_WRITTEN TASK:_ Report every line in the listing below where the string "price" shows up.
==== RAW DATA ====
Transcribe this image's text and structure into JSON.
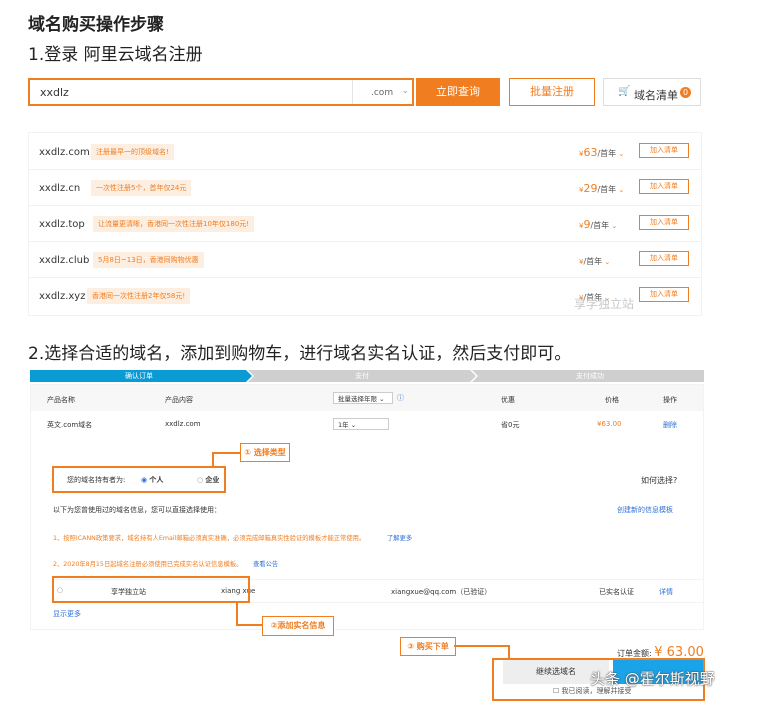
{
  "heading": "域名购买操作步骤",
  "step1_title": "1.登录 阿里云域名注册",
  "search": {
    "value": "xxdlz",
    "suffix": ".com",
    "query_button": "立即查询",
    "batch_button": "批量注册",
    "cart_button": "域名清单",
    "cart_count": "0"
  },
  "domains": [
    {
      "name": "xxdlz.com",
      "tag": "注册最早一的顶级域名!",
      "price": "63",
      "unit": "/首年"
    },
    {
      "name": "xxdlz.cn",
      "tag": "一次性注册5个，首年仅24元",
      "price": "29",
      "unit": "/首年"
    },
    {
      "name": "xxdlz.top",
      "tag": "让流量更清晰，香港同一次性注册10年仅180元!",
      "price": "9",
      "unit": "/首年"
    },
    {
      "name": "xxdlz.club",
      "tag": "5月8日~13日，香港同购物优惠",
      "price": "",
      "unit": "/首年"
    },
    {
      "name": "xxdlz.xyz",
      "tag": "香港同一次性注册2年仅58元!",
      "price": "",
      "unit": "/首年"
    }
  ],
  "add_to_list_label": "加入清单",
  "watermark1": "享学独立站",
  "step2_title": "2.选择合适的域名，添加到购物车，进行域名实名认证，然后支付即可。",
  "progress_steps": [
    "确认订单",
    "支付",
    "支付成功"
  ],
  "table": {
    "headers": [
      "产品名称",
      "产品内容",
      "批量选择年限",
      "优惠",
      "价格",
      "操作"
    ],
    "row": {
      "name": "英文.com域名",
      "content": "xxdlz.com",
      "years": "1年",
      "discount": "省0元",
      "price": "¥63.00",
      "action": "删除"
    }
  },
  "holder": {
    "question": "您的域名持有者为:",
    "personal": "个人",
    "company": "企业",
    "how_choose": "如何选择?",
    "info_text": "以下为您曾使用过的域名信息，您可以直接选择使用：",
    "create_template": "创建新的信息模板",
    "note1": "1、按照ICANN政策要求，域名持有人Email邮箱必须真实准确，必须完成邮箱真实性验证的模板才能正常使用。",
    "note1_link": "了解更多",
    "note2": "2、2020年8月15日起域名注册必须使用已完成实名认证信息模板。",
    "note2_link": "查看公告",
    "template_name": "享学独立站",
    "template_user": "xiang xue",
    "template_email": "xiangxue@qq.com（已验证）",
    "template_status": "已实名认证",
    "template_detail": "详情",
    "show_more": "显示更多"
  },
  "callouts": {
    "select_type": "① 选择类型",
    "add_realname": "②添加实名信息",
    "buy_order": "③ 购买下单"
  },
  "order": {
    "total_label": "订单金额:",
    "total_value": "¥ 63.00",
    "continue_button": "继续选域名",
    "agree_text": "我已阅读，理解并接受"
  },
  "watermark2": "头条 @霍尔斯视野",
  "colors": {
    "accent": "#f07d1f",
    "pay_blue": "#1aa3e8",
    "step_active": "#0a9bd5"
  }
}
====
_WRITTEN RESPONSE:_
      "price": "63",
      "price": "29",
      "price": "9",
      "price": "",
      "price": "",
      "price": "¥63.00",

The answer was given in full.